Records from a dataset
• • • • • • •
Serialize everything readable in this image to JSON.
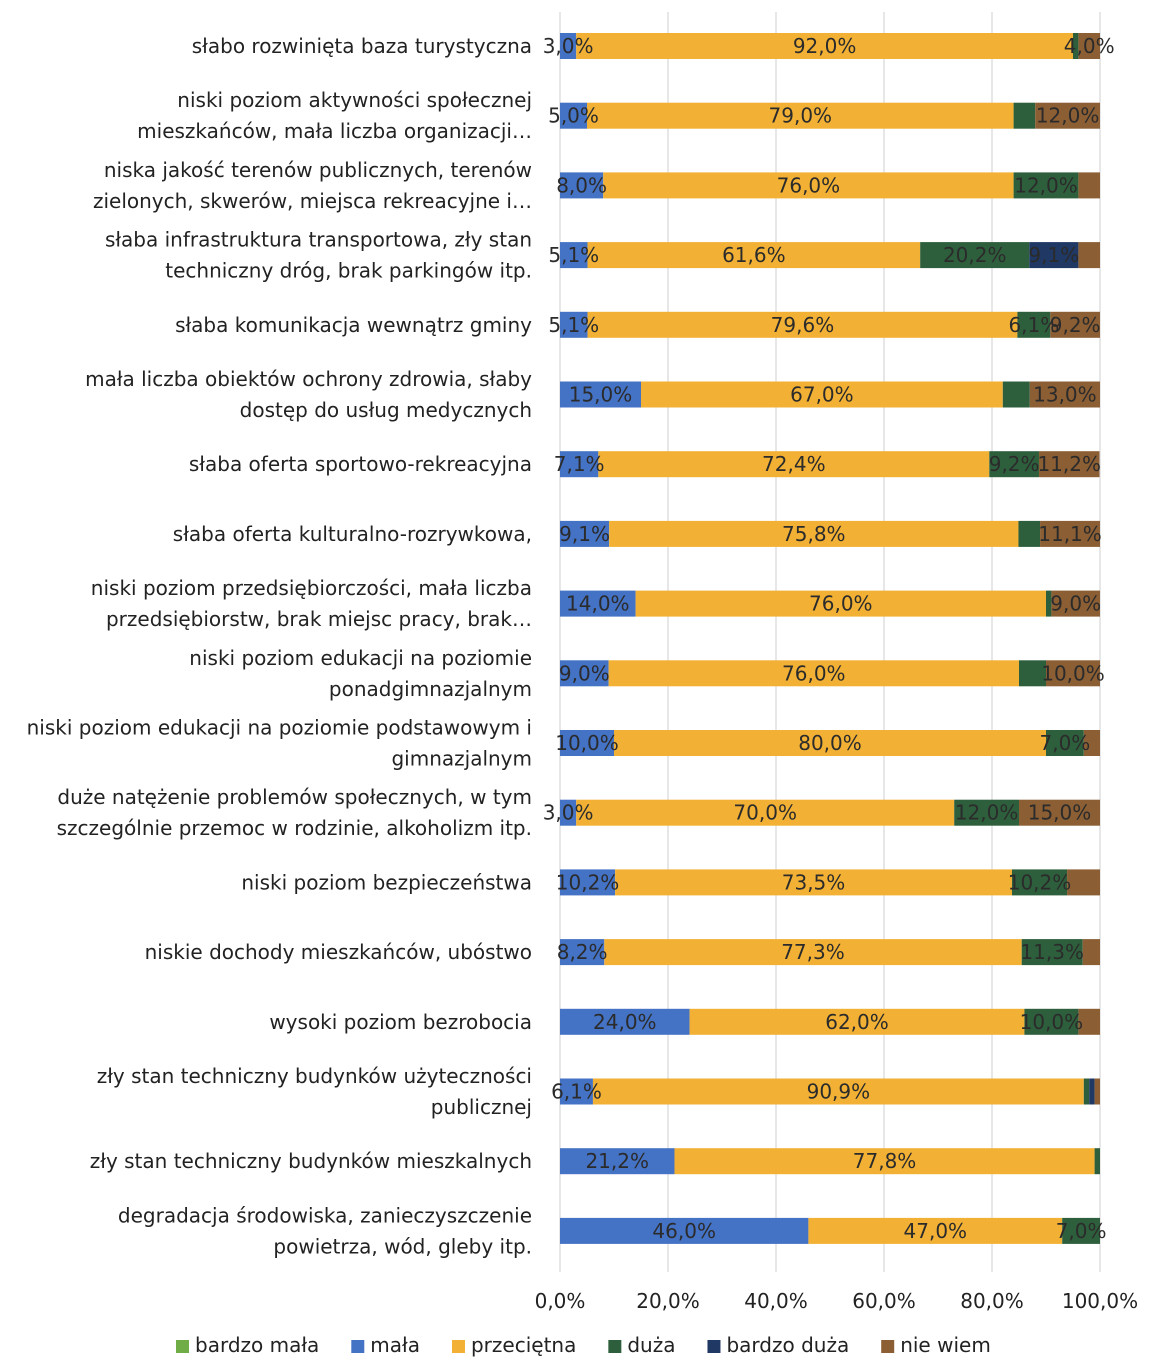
{
  "chart_data": {
    "type": "bar",
    "orientation": "horizontal",
    "stacked": true,
    "title": "",
    "xlabel": "",
    "ylabel": "",
    "xlim": [
      0,
      100
    ],
    "x_ticks": [
      "0,0%",
      "20,0%",
      "40,0%",
      "60,0%",
      "80,0%",
      "100,0%"
    ],
    "grid": true,
    "legend_position": "bottom",
    "categories": [
      [
        "słabo rozwinięta baza turystyczna"
      ],
      [
        "niski poziom aktywności społecznej",
        "mieszkańców, mała liczba organizacji…"
      ],
      [
        "niska jakość terenów publicznych, terenów",
        "zielonych, skwerów, miejsca rekreacyjne i…"
      ],
      [
        "słaba infrastruktura transportowa, zły stan",
        "techniczny dróg, brak parkingów itp."
      ],
      [
        "słaba komunikacja wewnątrz gminy"
      ],
      [
        "mała liczba obiektów ochrony zdrowia, słaby",
        "dostęp do usług medycznych"
      ],
      [
        "słaba oferta sportowo-rekreacyjna"
      ],
      [
        "słaba oferta kulturalno-rozrywkowa,"
      ],
      [
        "niski poziom przedsiębiorczości, mała liczba",
        "przedsiębiorstw, brak miejsc pracy, brak…"
      ],
      [
        "niski poziom edukacji na poziomie",
        "ponadgimnazjalnym"
      ],
      [
        "niski poziom edukacji na poziomie podstawowym i",
        "gimnazjalnym"
      ],
      [
        "duże natężenie problemów społecznych, w tym",
        "szczególnie przemoc w rodzinie, alkoholizm itp."
      ],
      [
        "niski poziom bezpieczeństwa"
      ],
      [
        "niskie dochody mieszkańców, ubóstwo"
      ],
      [
        "wysoki poziom bezrobocia"
      ],
      [
        "zły stan techniczny budynków użyteczności",
        "publicznej"
      ],
      [
        "zły stan techniczny budynków mieszkalnych"
      ],
      [
        "degradacja środowiska, zanieczyszczenie",
        "powietrza, wód, gleby itp."
      ]
    ],
    "series": [
      {
        "name": "bardzo mała",
        "color": "#70ad47",
        "values": [
          0,
          0,
          0,
          0,
          0,
          0,
          0,
          0,
          0,
          0,
          0,
          0,
          0,
          0,
          0,
          0,
          0,
          0
        ]
      },
      {
        "name": "mała",
        "color": "#4472c4",
        "values": [
          3.0,
          5.0,
          8.0,
          5.1,
          5.1,
          15.0,
          7.1,
          9.1,
          14.0,
          9.0,
          10.0,
          3.0,
          10.2,
          8.2,
          24.0,
          6.1,
          21.2,
          46.0
        ]
      },
      {
        "name": "przeciętna",
        "color": "#f2b134",
        "values": [
          92.0,
          79.0,
          76.0,
          61.6,
          79.6,
          67.0,
          72.4,
          75.8,
          76.0,
          76.0,
          80.0,
          70.0,
          73.5,
          77.3,
          62.0,
          90.9,
          77.8,
          47.0
        ]
      },
      {
        "name": "duża",
        "color": "#2e5f3c",
        "values": [
          1.0,
          4.0,
          12.0,
          20.2,
          6.1,
          5.0,
          9.2,
          4.0,
          1.0,
          5.0,
          7.0,
          12.0,
          10.2,
          11.3,
          10.0,
          1.0,
          1.0,
          7.0
        ]
      },
      {
        "name": "bardzo duża",
        "color": "#1f3864",
        "values": [
          0,
          0,
          0,
          9.1,
          0,
          0,
          0,
          0,
          0,
          0,
          0,
          0,
          0,
          0,
          0,
          1.0,
          0,
          0
        ]
      },
      {
        "name": "nie wiem",
        "color": "#8b5e34",
        "values": [
          4.0,
          12.0,
          4.0,
          4.0,
          9.2,
          13.0,
          11.2,
          11.1,
          9.0,
          10.0,
          3.0,
          15.0,
          6.1,
          3.2,
          4.0,
          1.0,
          0,
          0
        ]
      }
    ],
    "data_labels": [
      [
        {
          "series": 1,
          "text": "3,0%"
        },
        {
          "series": 2,
          "text": "92,0%"
        },
        {
          "series": 5,
          "text": "4,0%"
        }
      ],
      [
        {
          "series": 1,
          "text": "5,0%"
        },
        {
          "series": 2,
          "text": "79,0%"
        },
        {
          "series": 5,
          "text": "12,0%"
        }
      ],
      [
        {
          "series": 1,
          "text": "8,0%"
        },
        {
          "series": 2,
          "text": "76,0%"
        },
        {
          "series": 3,
          "text": "12,0%"
        }
      ],
      [
        {
          "series": 1,
          "text": "5,1%"
        },
        {
          "series": 2,
          "text": "61,6%"
        },
        {
          "series": 3,
          "text": "20,2%"
        },
        {
          "series": 4,
          "text": "9,1%"
        }
      ],
      [
        {
          "series": 1,
          "text": "5,1%"
        },
        {
          "series": 2,
          "text": "79,6%"
        },
        {
          "series": 3,
          "text": "6,1%"
        },
        {
          "series": 5,
          "text": "9,2%"
        }
      ],
      [
        {
          "series": 1,
          "text": "15,0%"
        },
        {
          "series": 2,
          "text": "67,0%"
        },
        {
          "series": 5,
          "text": "13,0%"
        }
      ],
      [
        {
          "series": 1,
          "text": "7,1%"
        },
        {
          "series": 2,
          "text": "72,4%"
        },
        {
          "series": 3,
          "text": "9,2%"
        },
        {
          "series": 5,
          "text": "11,2%"
        }
      ],
      [
        {
          "series": 1,
          "text": "9,1%"
        },
        {
          "series": 2,
          "text": "75,8%"
        },
        {
          "series": 5,
          "text": "11,1%"
        }
      ],
      [
        {
          "series": 1,
          "text": "14,0%"
        },
        {
          "series": 2,
          "text": "76,0%"
        },
        {
          "series": 5,
          "text": "9,0%"
        }
      ],
      [
        {
          "series": 1,
          "text": "9,0%"
        },
        {
          "series": 2,
          "text": "76,0%"
        },
        {
          "series": 5,
          "text": "10,0%"
        }
      ],
      [
        {
          "series": 1,
          "text": "10,0%"
        },
        {
          "series": 2,
          "text": "80,0%"
        },
        {
          "series": 3,
          "text": "7,0%"
        }
      ],
      [
        {
          "series": 1,
          "text": "3,0%"
        },
        {
          "series": 2,
          "text": "70,0%"
        },
        {
          "series": 3,
          "text": "12,0%"
        },
        {
          "series": 5,
          "text": "15,0%"
        }
      ],
      [
        {
          "series": 1,
          "text": "10,2%"
        },
        {
          "series": 2,
          "text": "73,5%"
        },
        {
          "series": 3,
          "text": "10,2%"
        }
      ],
      [
        {
          "series": 1,
          "text": "8,2%"
        },
        {
          "series": 2,
          "text": "77,3%"
        },
        {
          "series": 3,
          "text": "11,3%"
        }
      ],
      [
        {
          "series": 1,
          "text": "24,0%"
        },
        {
          "series": 2,
          "text": "62,0%"
        },
        {
          "series": 3,
          "text": "10,0%"
        }
      ],
      [
        {
          "series": 1,
          "text": "6,1%"
        },
        {
          "series": 2,
          "text": "90,9%"
        }
      ],
      [
        {
          "series": 1,
          "text": "21,2%"
        },
        {
          "series": 2,
          "text": "77,8%"
        }
      ],
      [
        {
          "series": 1,
          "text": "46,0%"
        },
        {
          "series": 2,
          "text": "47,0%"
        },
        {
          "series": 3,
          "text": "7,0%"
        }
      ]
    ]
  }
}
• • • • • • •
[Set exercise]: Leave the pictures out and reproduce each record exactly as written.

[Finished answer]:
Serialize everything readable in this image to JSON.
{
  "chart_data": {
    "type": "bar",
    "orientation": "horizontal",
    "stacked": true,
    "title": "",
    "xlabel": "",
    "ylabel": "",
    "xlim": [
      0,
      100
    ],
    "x_ticks": [
      "0,0%",
      "20,0%",
      "40,0%",
      "60,0%",
      "80,0%",
      "100,0%"
    ],
    "grid": true,
    "legend_position": "bottom",
    "categories": [
      [
        "słabo rozwinięta baza turystyczna"
      ],
      [
        "niski poziom aktywności społecznej",
        "mieszkańców, mała liczba organizacji…"
      ],
      [
        "niska jakość terenów publicznych, terenów",
        "zielonych, skwerów, miejsca rekreacyjne i…"
      ],
      [
        "słaba infrastruktura transportowa, zły stan",
        "techniczny dróg, brak parkingów itp."
      ],
      [
        "słaba komunikacja wewnątrz gminy"
      ],
      [
        "mała liczba obiektów ochrony zdrowia, słaby",
        "dostęp do usług medycznych"
      ],
      [
        "słaba oferta sportowo-rekreacyjna"
      ],
      [
        "słaba oferta kulturalno-rozrywkowa,"
      ],
      [
        "niski poziom przedsiębiorczości, mała liczba",
        "przedsiębiorstw, brak miejsc pracy, brak…"
      ],
      [
        "niski poziom edukacji na poziomie",
        "ponadgimnazjalnym"
      ],
      [
        "niski poziom edukacji na poziomie podstawowym i",
        "gimnazjalnym"
      ],
      [
        "duże natężenie problemów społecznych, w tym",
        "szczególnie przemoc w rodzinie, alkoholizm itp."
      ],
      [
        "niski poziom bezpieczeństwa"
      ],
      [
        "niskie dochody mieszkańców, ubóstwo"
      ],
      [
        "wysoki poziom bezrobocia"
      ],
      [
        "zły stan techniczny budynków użyteczności",
        "publicznej"
      ],
      [
        "zły stan techniczny budynków mieszkalnych"
      ],
      [
        "degradacja środowiska, zanieczyszczenie",
        "powietrza, wód, gleby itp."
      ]
    ],
    "series": [
      {
        "name": "bardzo mała",
        "color": "#70ad47",
        "values": [
          0,
          0,
          0,
          0,
          0,
          0,
          0,
          0,
          0,
          0,
          0,
          0,
          0,
          0,
          0,
          0,
          0,
          0
        ]
      },
      {
        "name": "mała",
        "color": "#4472c4",
        "values": [
          3.0,
          5.0,
          8.0,
          5.1,
          5.1,
          15.0,
          7.1,
          9.1,
          14.0,
          9.0,
          10.0,
          3.0,
          10.2,
          8.2,
          24.0,
          6.1,
          21.2,
          46.0
        ]
      },
      {
        "name": "przeciętna",
        "color": "#f2b134",
        "values": [
          92.0,
          79.0,
          76.0,
          61.6,
          79.6,
          67.0,
          72.4,
          75.8,
          76.0,
          76.0,
          80.0,
          70.0,
          73.5,
          77.3,
          62.0,
          90.9,
          77.8,
          47.0
        ]
      },
      {
        "name": "duża",
        "color": "#2e5f3c",
        "values": [
          1.0,
          4.0,
          12.0,
          20.2,
          6.1,
          5.0,
          9.2,
          4.0,
          1.0,
          5.0,
          7.0,
          12.0,
          10.2,
          11.3,
          10.0,
          1.0,
          1.0,
          7.0
        ]
      },
      {
        "name": "bardzo duża",
        "color": "#1f3864",
        "values": [
          0,
          0,
          0,
          9.1,
          0,
          0,
          0,
          0,
          0,
          0,
          0,
          0,
          0,
          0,
          0,
          1.0,
          0,
          0
        ]
      },
      {
        "name": "nie wiem",
        "color": "#8b5e34",
        "values": [
          4.0,
          12.0,
          4.0,
          4.0,
          9.2,
          13.0,
          11.2,
          11.1,
          9.0,
          10.0,
          3.0,
          15.0,
          6.1,
          3.2,
          4.0,
          1.0,
          0,
          0
        ]
      }
    ],
    "data_labels": [
      [
        {
          "series": 1,
          "text": "3,0%"
        },
        {
          "series": 2,
          "text": "92,0%"
        },
        {
          "series": 5,
          "text": "4,0%"
        }
      ],
      [
        {
          "series": 1,
          "text": "5,0%"
        },
        {
          "series": 2,
          "text": "79,0%"
        },
        {
          "series": 5,
          "text": "12,0%"
        }
      ],
      [
        {
          "series": 1,
          "text": "8,0%"
        },
        {
          "series": 2,
          "text": "76,0%"
        },
        {
          "series": 3,
          "text": "12,0%"
        }
      ],
      [
        {
          "series": 1,
          "text": "5,1%"
        },
        {
          "series": 2,
          "text": "61,6%"
        },
        {
          "series": 3,
          "text": "20,2%"
        },
        {
          "series": 4,
          "text": "9,1%"
        }
      ],
      [
        {
          "series": 1,
          "text": "5,1%"
        },
        {
          "series": 2,
          "text": "79,6%"
        },
        {
          "series": 3,
          "text": "6,1%"
        },
        {
          "series": 5,
          "text": "9,2%"
        }
      ],
      [
        {
          "series": 1,
          "text": "15,0%"
        },
        {
          "series": 2,
          "text": "67,0%"
        },
        {
          "series": 5,
          "text": "13,0%"
        }
      ],
      [
        {
          "series": 1,
          "text": "7,1%"
        },
        {
          "series": 2,
          "text": "72,4%"
        },
        {
          "series": 3,
          "text": "9,2%"
        },
        {
          "series": 5,
          "text": "11,2%"
        }
      ],
      [
        {
          "series": 1,
          "text": "9,1%"
        },
        {
          "series": 2,
          "text": "75,8%"
        },
        {
          "series": 5,
          "text": "11,1%"
        }
      ],
      [
        {
          "series": 1,
          "text": "14,0%"
        },
        {
          "series": 2,
          "text": "76,0%"
        },
        {
          "series": 5,
          "text": "9,0%"
        }
      ],
      [
        {
          "series": 1,
          "text": "9,0%"
        },
        {
          "series": 2,
          "text": "76,0%"
        },
        {
          "series": 5,
          "text": "10,0%"
        }
      ],
      [
        {
          "series": 1,
          "text": "10,0%"
        },
        {
          "series": 2,
          "text": "80,0%"
        },
        {
          "series": 3,
          "text": "7,0%"
        }
      ],
      [
        {
          "series": 1,
          "text": "3,0%"
        },
        {
          "series": 2,
          "text": "70,0%"
        },
        {
          "series": 3,
          "text": "12,0%"
        },
        {
          "series": 5,
          "text": "15,0%"
        }
      ],
      [
        {
          "series": 1,
          "text": "10,2%"
        },
        {
          "series": 2,
          "text": "73,5%"
        },
        {
          "series": 3,
          "text": "10,2%"
        }
      ],
      [
        {
          "series": 1,
          "text": "8,2%"
        },
        {
          "series": 2,
          "text": "77,3%"
        },
        {
          "series": 3,
          "text": "11,3%"
        }
      ],
      [
        {
          "series": 1,
          "text": "24,0%"
        },
        {
          "series": 2,
          "text": "62,0%"
        },
        {
          "series": 3,
          "text": "10,0%"
        }
      ],
      [
        {
          "series": 1,
          "text": "6,1%"
        },
        {
          "series": 2,
          "text": "90,9%"
        }
      ],
      [
        {
          "series": 1,
          "text": "21,2%"
        },
        {
          "series": 2,
          "text": "77,8%"
        }
      ],
      [
        {
          "series": 1,
          "text": "46,0%"
        },
        {
          "series": 2,
          "text": "47,0%"
        },
        {
          "series": 3,
          "text": "7,0%"
        }
      ]
    ]
  }
}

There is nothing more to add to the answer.